>> START Records for processing

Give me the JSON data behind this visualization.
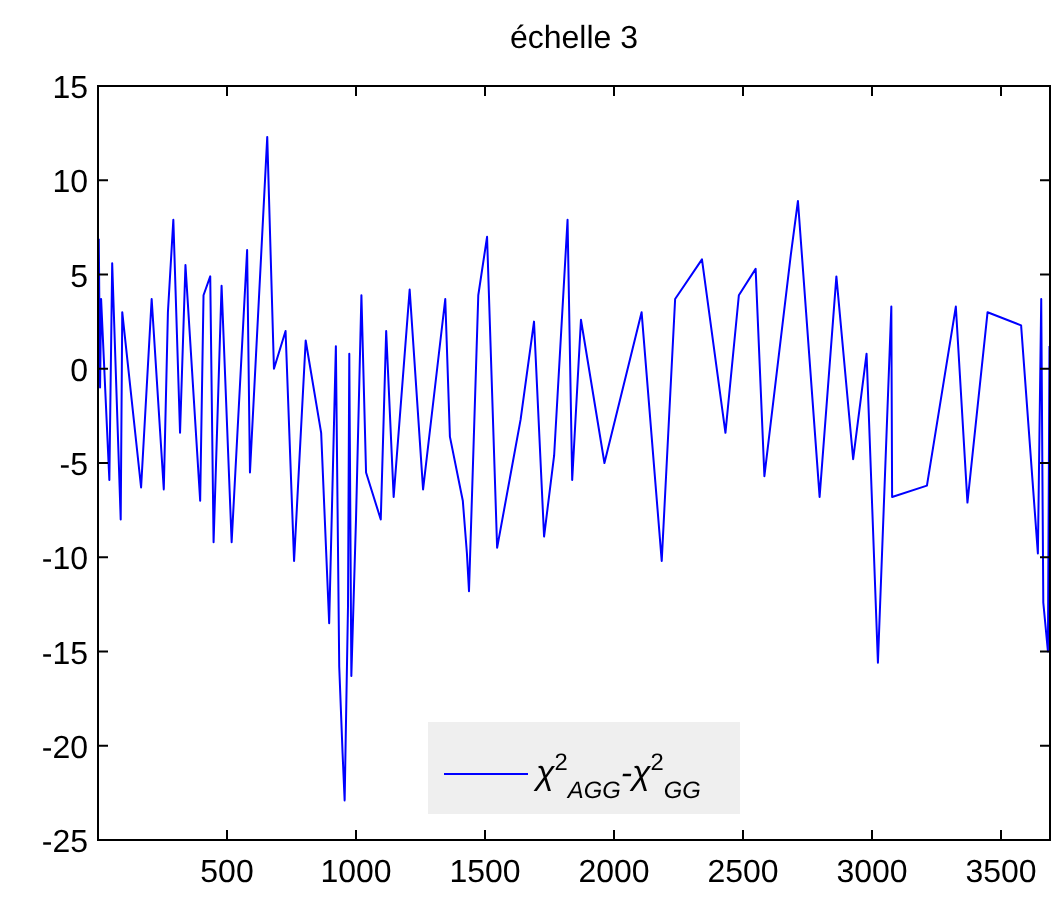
{
  "chart_data": {
    "type": "line",
    "title": "échelle 3",
    "xlim": [
      0,
      3690
    ],
    "ylim": [
      -25,
      15
    ],
    "xticks": [
      500,
      1000,
      1500,
      2000,
      2500,
      3000,
      3500
    ],
    "yticks": [
      -25,
      -20,
      -15,
      -10,
      -5,
      0,
      5,
      10,
      15
    ],
    "grid": false,
    "legend": "bottom",
    "line_style": "solid",
    "series": [
      {
        "name": "χ$^{2}$$_{AGG}$-χ$^{2}$$_{GG}$",
        "color": "#0000ff",
        "x": [
          3,
          8,
          12,
          44,
          55,
          88,
          94,
          167,
          208,
          255,
          271,
          292,
          318,
          339,
          396,
          409,
          435,
          448,
          479,
          518,
          578,
          589,
          656,
          682,
          727,
          760,
          805,
          865,
          896,
          922,
          935,
          948,
          956,
          969,
          974,
          982,
          1000,
          1021,
          1039,
          1096,
          1117,
          1146,
          1208,
          1260,
          1346,
          1364,
          1414,
          1430,
          1438,
          1474,
          1508,
          1547,
          1638,
          1690,
          1729,
          1768,
          1820,
          1838,
          1872,
          1963,
          2107,
          2185,
          2237,
          2341,
          2432,
          2484,
          2549,
          2583,
          2685,
          2713,
          2797,
          2862,
          2927,
          2979,
          3023,
          3075,
          3078,
          3213,
          3325,
          3370,
          3448,
          3578,
          3643,
          3656,
          3664,
          3682,
          3688
        ],
        "values": [
          6.9,
          -1,
          3.7,
          -5.9,
          5.6,
          -8,
          3,
          -6.3,
          3.7,
          -6.4,
          3,
          7.9,
          -3.4,
          5.5,
          -7,
          3.9,
          4.9,
          -9.2,
          4.4,
          -9.2,
          6.3,
          -5.5,
          12.3,
          0,
          2,
          -10.2,
          1.5,
          -3.4,
          -13.5,
          1.2,
          -15.8,
          -20.4,
          -22.9,
          -12.6,
          0.8,
          -16.3,
          -8,
          3.9,
          -5.5,
          -8,
          2,
          -6.8,
          4.2,
          -6.4,
          3.7,
          -3.6,
          -7,
          -9.8,
          -11.8,
          3.9,
          7,
          -9.5,
          -2.7,
          2.5,
          -8.9,
          -4.6,
          7.9,
          -5.9,
          2.6,
          -5,
          3,
          -10.2,
          3.7,
          5.8,
          -3.4,
          3.9,
          5.3,
          -5.7,
          6,
          8.9,
          -6.8,
          4.9,
          -4.8,
          0.8,
          -15.6,
          3.3,
          -6.8,
          -6.2,
          3.3,
          -7.1,
          3,
          2.3,
          -9.8,
          3.7,
          -12.4,
          -15,
          1.2
        ]
      }
    ]
  }
}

>> END Records for processing

Exercise:
Excluding the pictures, restate the records above word for word.

Solution for this task:
Give me the JSON data behind this visualization.
{
  "chart_data": {
    "type": "line",
    "title": "échelle 3",
    "xlim": [
      0,
      3690
    ],
    "ylim": [
      -25,
      15
    ],
    "xticks": [
      500,
      1000,
      1500,
      2000,
      2500,
      3000,
      3500
    ],
    "yticks": [
      -25,
      -20,
      -15,
      -10,
      -5,
      0,
      5,
      10,
      15
    ],
    "grid": false,
    "legend": "bottom",
    "line_style": "solid",
    "series": [
      {
        "name": "χ$^{2}$$_{AGG}$-χ$^{2}$$_{GG}$",
        "color": "#0000ff",
        "x": [
          3,
          8,
          12,
          44,
          55,
          88,
          94,
          167,
          208,
          255,
          271,
          292,
          318,
          339,
          396,
          409,
          435,
          448,
          479,
          518,
          578,
          589,
          656,
          682,
          727,
          760,
          805,
          865,
          896,
          922,
          935,
          948,
          956,
          969,
          974,
          982,
          1000,
          1021,
          1039,
          1096,
          1117,
          1146,
          1208,
          1260,
          1346,
          1364,
          1414,
          1430,
          1438,
          1474,
          1508,
          1547,
          1638,
          1690,
          1729,
          1768,
          1820,
          1838,
          1872,
          1963,
          2107,
          2185,
          2237,
          2341,
          2432,
          2484,
          2549,
          2583,
          2685,
          2713,
          2797,
          2862,
          2927,
          2979,
          3023,
          3075,
          3078,
          3213,
          3325,
          3370,
          3448,
          3578,
          3643,
          3656,
          3664,
          3682,
          3688
        ],
        "values": [
          6.9,
          -1,
          3.7,
          -5.9,
          5.6,
          -8,
          3,
          -6.3,
          3.7,
          -6.4,
          3,
          7.9,
          -3.4,
          5.5,
          -7,
          3.9,
          4.9,
          -9.2,
          4.4,
          -9.2,
          6.3,
          -5.5,
          12.3,
          0,
          2,
          -10.2,
          1.5,
          -3.4,
          -13.5,
          1.2,
          -15.8,
          -20.4,
          -22.9,
          -12.6,
          0.8,
          -16.3,
          -8,
          3.9,
          -5.5,
          -8,
          2,
          -6.8,
          4.2,
          -6.4,
          3.7,
          -3.6,
          -7,
          -9.8,
          -11.8,
          3.9,
          7,
          -9.5,
          -2.7,
          2.5,
          -8.9,
          -4.6,
          7.9,
          -5.9,
          2.6,
          -5,
          3,
          -10.2,
          3.7,
          5.8,
          -3.4,
          3.9,
          5.3,
          -5.7,
          6,
          8.9,
          -6.8,
          4.9,
          -4.8,
          0.8,
          -15.6,
          3.3,
          -6.8,
          -6.2,
          3.3,
          -7.1,
          3,
          2.3,
          -9.8,
          3.7,
          -12.4,
          -15,
          1.2
        ]
      }
    ]
  }
}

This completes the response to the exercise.